- EXERCISE DETAILS: Look at each line of the records and count those with "Напишите" in them. Please answer with the count alone.

- MATERIAL PROVIDED:
"""
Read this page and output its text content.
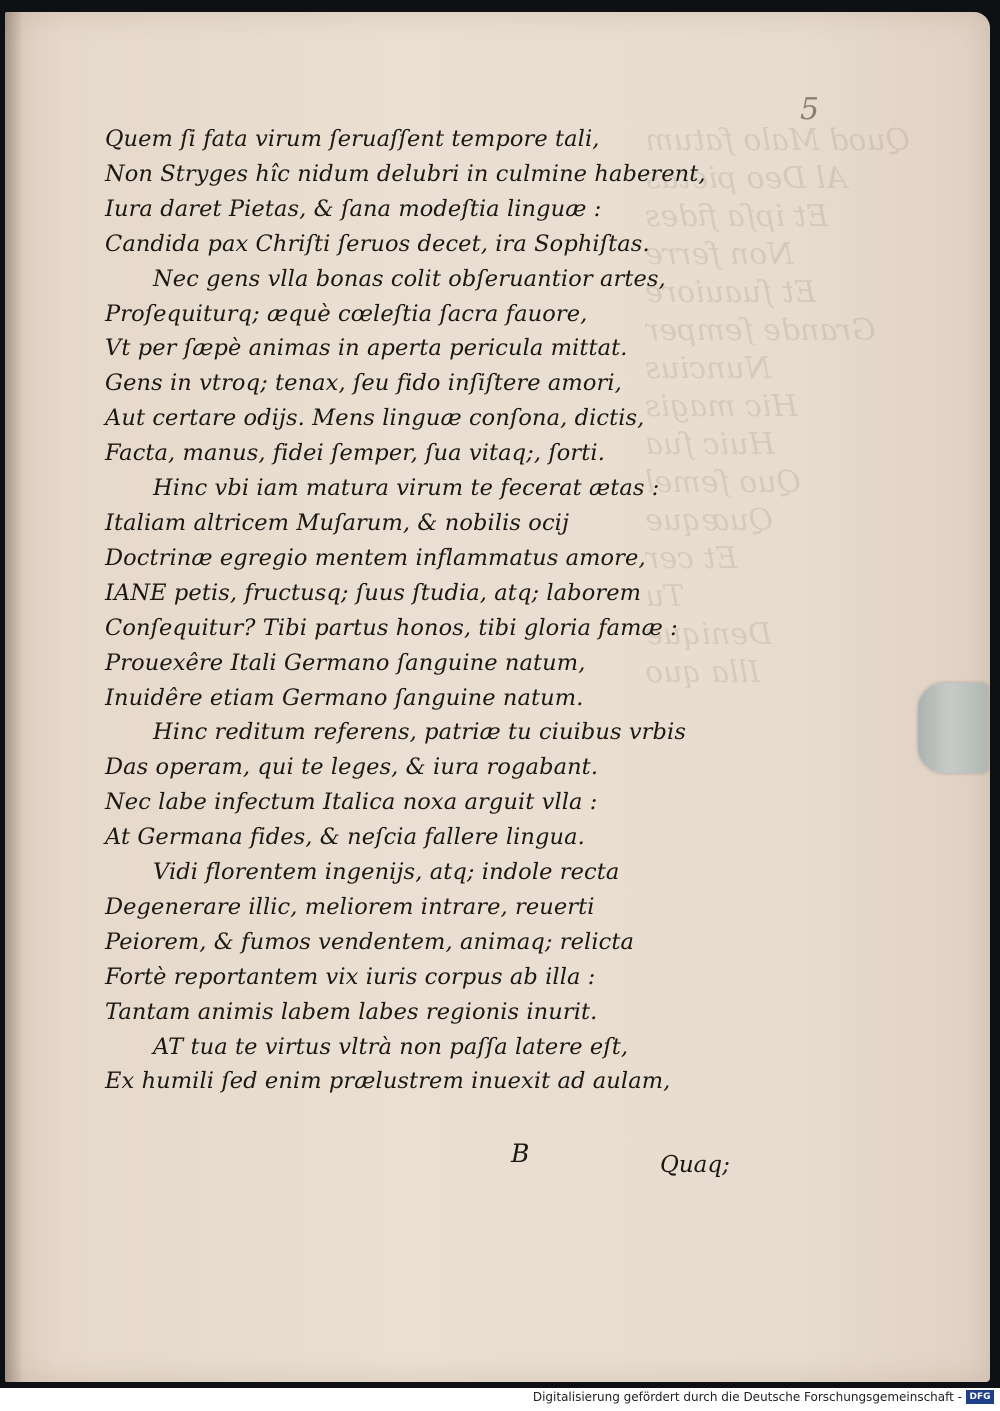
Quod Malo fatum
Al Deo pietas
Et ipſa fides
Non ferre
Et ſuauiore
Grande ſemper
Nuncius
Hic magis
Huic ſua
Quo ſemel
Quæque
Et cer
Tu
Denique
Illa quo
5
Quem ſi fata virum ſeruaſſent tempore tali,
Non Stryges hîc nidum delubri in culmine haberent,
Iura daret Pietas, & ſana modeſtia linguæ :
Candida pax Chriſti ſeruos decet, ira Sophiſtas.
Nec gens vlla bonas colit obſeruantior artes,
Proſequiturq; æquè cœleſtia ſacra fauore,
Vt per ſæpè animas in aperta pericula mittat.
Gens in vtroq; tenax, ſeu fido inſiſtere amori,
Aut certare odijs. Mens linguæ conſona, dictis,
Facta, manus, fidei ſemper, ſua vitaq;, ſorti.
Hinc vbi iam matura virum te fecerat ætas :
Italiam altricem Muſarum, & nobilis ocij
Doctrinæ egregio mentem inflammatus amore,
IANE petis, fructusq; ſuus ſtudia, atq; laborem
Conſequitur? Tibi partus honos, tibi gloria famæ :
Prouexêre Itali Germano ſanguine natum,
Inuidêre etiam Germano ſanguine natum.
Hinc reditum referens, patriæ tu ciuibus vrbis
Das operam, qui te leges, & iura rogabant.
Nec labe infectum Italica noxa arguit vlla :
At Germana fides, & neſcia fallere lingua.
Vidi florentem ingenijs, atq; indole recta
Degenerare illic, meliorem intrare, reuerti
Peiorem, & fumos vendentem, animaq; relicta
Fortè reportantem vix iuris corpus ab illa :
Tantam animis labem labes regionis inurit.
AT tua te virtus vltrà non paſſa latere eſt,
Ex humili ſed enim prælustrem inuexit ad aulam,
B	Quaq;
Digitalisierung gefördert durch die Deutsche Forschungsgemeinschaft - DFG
"""
"""
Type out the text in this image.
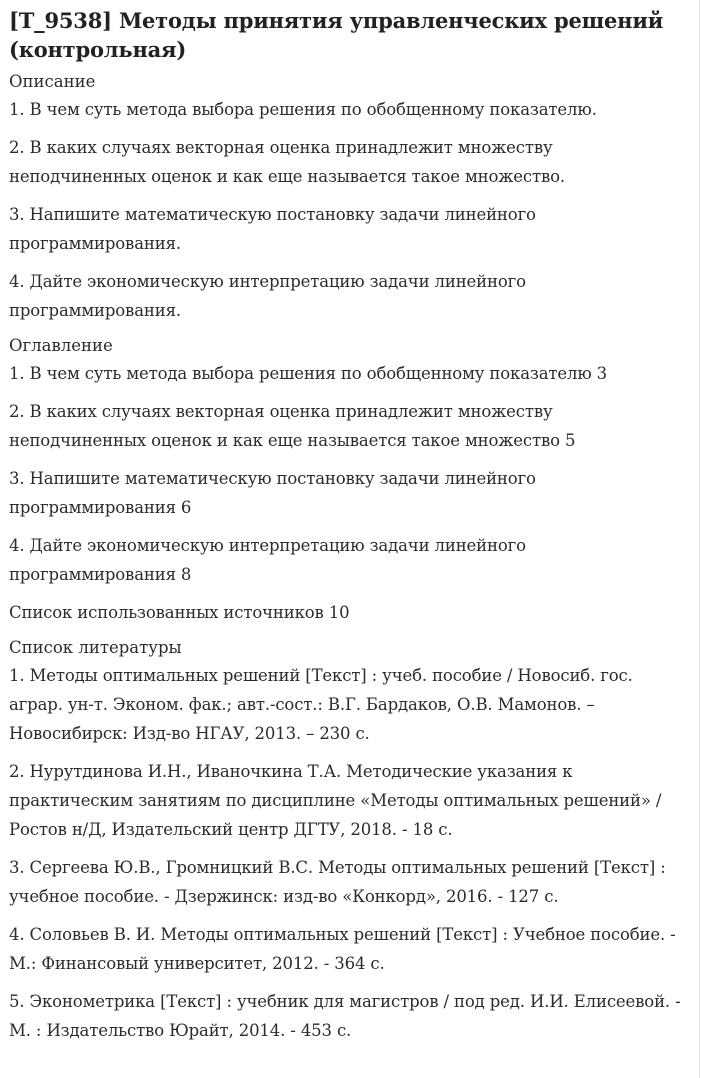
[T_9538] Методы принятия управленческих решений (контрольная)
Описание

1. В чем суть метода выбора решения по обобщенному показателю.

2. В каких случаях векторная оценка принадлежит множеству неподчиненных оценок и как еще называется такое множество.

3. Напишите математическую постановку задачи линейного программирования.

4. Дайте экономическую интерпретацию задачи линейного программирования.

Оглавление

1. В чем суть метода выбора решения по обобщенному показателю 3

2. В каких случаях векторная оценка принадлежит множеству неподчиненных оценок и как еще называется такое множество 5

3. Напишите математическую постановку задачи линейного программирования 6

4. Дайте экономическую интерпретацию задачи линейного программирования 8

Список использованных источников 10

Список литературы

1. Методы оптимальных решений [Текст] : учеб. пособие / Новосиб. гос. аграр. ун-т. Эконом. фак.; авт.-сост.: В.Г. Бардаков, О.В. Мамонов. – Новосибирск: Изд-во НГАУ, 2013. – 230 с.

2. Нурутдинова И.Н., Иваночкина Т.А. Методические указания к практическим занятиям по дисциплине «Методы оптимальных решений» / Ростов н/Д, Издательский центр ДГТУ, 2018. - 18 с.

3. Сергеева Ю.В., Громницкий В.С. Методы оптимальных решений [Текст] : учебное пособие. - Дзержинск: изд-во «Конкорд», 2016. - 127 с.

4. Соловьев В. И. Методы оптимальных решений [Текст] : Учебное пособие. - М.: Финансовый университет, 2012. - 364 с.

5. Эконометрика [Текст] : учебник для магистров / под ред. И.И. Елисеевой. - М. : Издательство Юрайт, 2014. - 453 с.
"""
- ANSWER FOR THIS EXERCISE: 2